Show every line containing "this" by copying it.

______

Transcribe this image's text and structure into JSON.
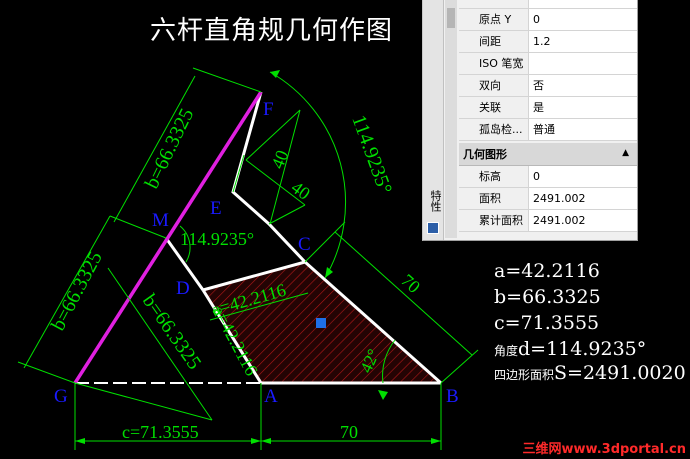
{
  "title": "六杆直角规几何作图",
  "points": [
    "F",
    "M",
    "E",
    "C",
    "D",
    "G",
    "A",
    "B"
  ],
  "dims": {
    "mf": "b=66.3325",
    "gm": "b=66.3325",
    "md": "b=66.3325",
    "arc_angle": "114.9235°",
    "angle_m": "114.9235°",
    "e40a": "40",
    "e40b": "40",
    "ad_a": "a=42.2116",
    "dc_a": "a=42.2116",
    "cb_70": "70",
    "angle_b": "42°",
    "ga_c": "c=71.3555",
    "ab_70": "70"
  },
  "results": {
    "a": "a=42.2116",
    "b": "b=66.3325",
    "c": "c=71.3555",
    "angle_prefix": "角度",
    "angle_val": "d=114.9235°",
    "area_prefix": "四边形面积",
    "area_val": "S=2491.0020"
  },
  "palette": {
    "rows_top": [
      {
        "k": "原点 Y",
        "v": "0"
      },
      {
        "k": "间距",
        "v": "1.2"
      },
      {
        "k": "ISO 笔宽",
        "v": ""
      },
      {
        "k": "双向",
        "v": "否"
      },
      {
        "k": "关联",
        "v": "是"
      },
      {
        "k": "孤岛检...",
        "v": "普通"
      }
    ],
    "section": "几何图形",
    "rows_geo": [
      {
        "k": "标高",
        "v": "0"
      },
      {
        "k": "面积",
        "v": "2491.002"
      },
      {
        "k": "累计面积",
        "v": "2491.002"
      }
    ],
    "side_label": "特性"
  },
  "watermark": "三维网www.3dportal.cn",
  "colors": {
    "line": "#ffffff",
    "dim": "#00ff00",
    "label": "#1a1aff",
    "magenta": "#e020e0",
    "hatch": "#a01010",
    "grip": "#1e6fe8"
  }
}
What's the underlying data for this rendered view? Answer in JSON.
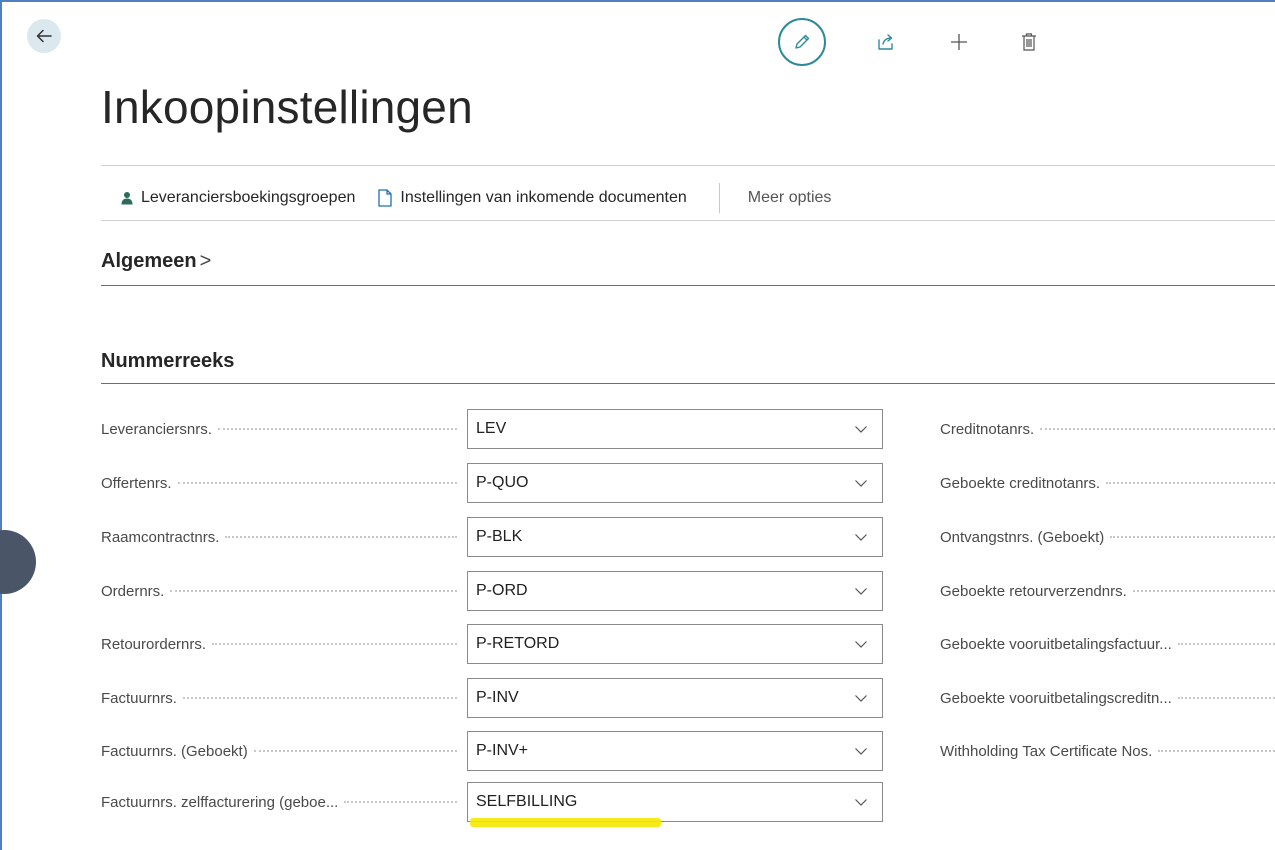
{
  "page": {
    "title": "Inkoopinstellingen"
  },
  "toolbar": {
    "back_icon": "arrow-left-icon",
    "edit_icon": "pencil-icon",
    "share_icon": "share-icon",
    "add_icon": "plus-icon",
    "delete_icon": "trash-icon"
  },
  "actions": {
    "vendor_posting_groups": "Leveranciersboekingsgroepen",
    "incoming_documents_setup": "Instellingen van inkomende documenten",
    "more_options": "Meer opties"
  },
  "sections": {
    "general": "Algemeen",
    "general_chevron": ">",
    "number_series": "Nummerreeks"
  },
  "fields_left": [
    {
      "label": "Leveranciersnrs.",
      "value": "LEV"
    },
    {
      "label": "Offertenrs.",
      "value": "P-QUO"
    },
    {
      "label": "Raamcontractnrs.",
      "value": "P-BLK"
    },
    {
      "label": "Ordernrs.",
      "value": "P-ORD"
    },
    {
      "label": "Retourordernrs.",
      "value": "P-RETORD"
    },
    {
      "label": "Factuurnrs.",
      "value": "P-INV"
    },
    {
      "label": "Factuurnrs. (Geboekt)",
      "value": "P-INV+"
    },
    {
      "label": "Factuurnrs. zelffacturering (geboe...",
      "value": "SELFBILLING"
    }
  ],
  "fields_right": [
    {
      "label": "Creditnotanrs."
    },
    {
      "label": "Geboekte creditnotanrs."
    },
    {
      "label": "Ontvangstnrs. (Geboekt)"
    },
    {
      "label": "Geboekte retourverzendnrs."
    },
    {
      "label": "Geboekte vooruitbetalingsfactuur..."
    },
    {
      "label": "Geboekte vooruitbetalingscreditn..."
    },
    {
      "label": "Withholding Tax Certificate Nos."
    }
  ],
  "colors": {
    "accent": "#2d8a99",
    "highlight": "#f5e800",
    "frame": "#4f7fc1"
  }
}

______

Response below:
Transcribe this image's text and structure into JSON.
What's the underlying data for this rendered view? Answer in JSON.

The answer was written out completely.